Here are some records; copy every line that holds the word "need".
Start of Given data
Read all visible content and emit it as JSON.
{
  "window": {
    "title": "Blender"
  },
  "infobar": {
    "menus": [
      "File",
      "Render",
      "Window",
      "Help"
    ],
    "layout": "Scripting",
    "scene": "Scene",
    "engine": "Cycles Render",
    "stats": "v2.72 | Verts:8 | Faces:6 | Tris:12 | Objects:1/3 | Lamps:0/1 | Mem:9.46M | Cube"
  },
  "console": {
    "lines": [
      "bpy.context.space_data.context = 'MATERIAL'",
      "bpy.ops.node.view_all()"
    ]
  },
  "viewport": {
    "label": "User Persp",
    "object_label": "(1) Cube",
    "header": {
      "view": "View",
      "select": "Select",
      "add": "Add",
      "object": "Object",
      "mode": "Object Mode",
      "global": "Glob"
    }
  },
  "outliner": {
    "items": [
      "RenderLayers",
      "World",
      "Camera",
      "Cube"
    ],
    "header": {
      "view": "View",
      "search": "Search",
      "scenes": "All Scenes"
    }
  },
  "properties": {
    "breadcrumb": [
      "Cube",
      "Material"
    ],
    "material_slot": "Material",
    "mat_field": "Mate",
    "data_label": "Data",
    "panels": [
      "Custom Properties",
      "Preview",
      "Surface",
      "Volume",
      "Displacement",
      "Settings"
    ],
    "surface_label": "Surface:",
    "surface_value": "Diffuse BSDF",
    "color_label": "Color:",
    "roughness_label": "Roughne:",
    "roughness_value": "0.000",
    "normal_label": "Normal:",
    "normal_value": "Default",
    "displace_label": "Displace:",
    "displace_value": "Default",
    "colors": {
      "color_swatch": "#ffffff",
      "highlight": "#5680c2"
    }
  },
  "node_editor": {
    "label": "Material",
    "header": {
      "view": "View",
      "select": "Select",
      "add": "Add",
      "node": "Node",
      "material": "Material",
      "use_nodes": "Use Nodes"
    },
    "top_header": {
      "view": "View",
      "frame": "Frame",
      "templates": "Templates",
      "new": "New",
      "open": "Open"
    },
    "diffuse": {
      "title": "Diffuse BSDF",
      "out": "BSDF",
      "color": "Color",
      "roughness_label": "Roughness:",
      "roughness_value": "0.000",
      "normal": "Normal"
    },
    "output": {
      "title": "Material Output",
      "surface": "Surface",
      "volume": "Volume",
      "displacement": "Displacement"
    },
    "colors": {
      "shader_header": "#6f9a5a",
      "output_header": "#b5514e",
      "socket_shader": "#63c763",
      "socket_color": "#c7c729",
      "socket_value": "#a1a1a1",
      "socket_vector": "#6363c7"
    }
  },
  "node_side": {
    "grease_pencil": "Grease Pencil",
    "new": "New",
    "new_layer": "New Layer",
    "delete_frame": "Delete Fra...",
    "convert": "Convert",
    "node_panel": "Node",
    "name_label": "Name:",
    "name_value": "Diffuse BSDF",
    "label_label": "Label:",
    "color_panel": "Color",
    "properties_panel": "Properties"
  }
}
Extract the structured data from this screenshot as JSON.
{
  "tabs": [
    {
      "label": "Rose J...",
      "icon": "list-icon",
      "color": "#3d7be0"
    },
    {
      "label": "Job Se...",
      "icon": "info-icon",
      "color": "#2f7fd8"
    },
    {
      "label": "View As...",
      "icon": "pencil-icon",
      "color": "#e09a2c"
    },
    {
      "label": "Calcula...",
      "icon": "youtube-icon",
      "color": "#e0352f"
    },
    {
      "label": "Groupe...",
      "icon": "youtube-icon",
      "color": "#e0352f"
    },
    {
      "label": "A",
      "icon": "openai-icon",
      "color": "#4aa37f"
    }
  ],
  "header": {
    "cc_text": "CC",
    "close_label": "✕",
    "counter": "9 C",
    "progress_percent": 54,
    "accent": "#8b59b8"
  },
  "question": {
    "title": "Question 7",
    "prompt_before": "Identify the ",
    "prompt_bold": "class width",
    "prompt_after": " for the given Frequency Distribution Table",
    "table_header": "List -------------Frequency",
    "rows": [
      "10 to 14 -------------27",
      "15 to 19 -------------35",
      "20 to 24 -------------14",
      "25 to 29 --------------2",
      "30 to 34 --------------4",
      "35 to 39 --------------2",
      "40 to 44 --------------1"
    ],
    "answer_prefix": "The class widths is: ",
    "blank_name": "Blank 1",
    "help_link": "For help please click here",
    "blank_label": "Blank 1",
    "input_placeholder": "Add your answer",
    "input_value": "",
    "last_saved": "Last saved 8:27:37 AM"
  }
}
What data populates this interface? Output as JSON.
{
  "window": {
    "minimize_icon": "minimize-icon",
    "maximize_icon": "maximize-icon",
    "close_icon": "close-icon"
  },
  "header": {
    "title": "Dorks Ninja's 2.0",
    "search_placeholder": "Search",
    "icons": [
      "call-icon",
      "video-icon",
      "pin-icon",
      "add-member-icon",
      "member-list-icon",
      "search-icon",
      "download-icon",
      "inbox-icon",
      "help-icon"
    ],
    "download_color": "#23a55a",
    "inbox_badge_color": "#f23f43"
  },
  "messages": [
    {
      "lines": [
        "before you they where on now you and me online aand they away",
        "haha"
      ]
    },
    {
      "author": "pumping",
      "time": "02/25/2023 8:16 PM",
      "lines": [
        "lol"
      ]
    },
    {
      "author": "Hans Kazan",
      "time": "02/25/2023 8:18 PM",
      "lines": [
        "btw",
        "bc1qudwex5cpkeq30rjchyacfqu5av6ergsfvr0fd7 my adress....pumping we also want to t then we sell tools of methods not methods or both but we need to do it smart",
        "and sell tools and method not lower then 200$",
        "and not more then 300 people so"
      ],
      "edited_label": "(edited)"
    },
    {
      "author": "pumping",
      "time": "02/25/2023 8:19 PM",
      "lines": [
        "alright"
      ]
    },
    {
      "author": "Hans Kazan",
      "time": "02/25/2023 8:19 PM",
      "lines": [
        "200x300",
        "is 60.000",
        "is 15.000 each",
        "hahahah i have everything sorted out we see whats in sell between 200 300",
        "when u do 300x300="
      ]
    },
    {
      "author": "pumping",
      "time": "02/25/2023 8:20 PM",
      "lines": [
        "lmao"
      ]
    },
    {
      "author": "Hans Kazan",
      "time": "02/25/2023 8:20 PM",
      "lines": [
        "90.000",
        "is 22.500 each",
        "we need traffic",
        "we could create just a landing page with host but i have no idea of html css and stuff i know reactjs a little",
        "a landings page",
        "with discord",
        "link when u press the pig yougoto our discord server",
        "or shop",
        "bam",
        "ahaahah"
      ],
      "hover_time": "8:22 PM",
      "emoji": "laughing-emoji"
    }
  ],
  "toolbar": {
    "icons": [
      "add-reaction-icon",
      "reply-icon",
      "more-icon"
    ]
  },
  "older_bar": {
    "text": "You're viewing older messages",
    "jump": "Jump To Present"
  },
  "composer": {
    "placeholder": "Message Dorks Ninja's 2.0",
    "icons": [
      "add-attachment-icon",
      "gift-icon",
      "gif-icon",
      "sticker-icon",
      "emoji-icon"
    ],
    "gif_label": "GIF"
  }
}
End of Given data
Correct result:
        "bc1qudwex5cpkeq30rjchyacfqu5av6ergsfvr0fd7 my adress....pumping we also want to t then we sell tools of methods not methods or both but we need to do it smart",
        "we need traffic",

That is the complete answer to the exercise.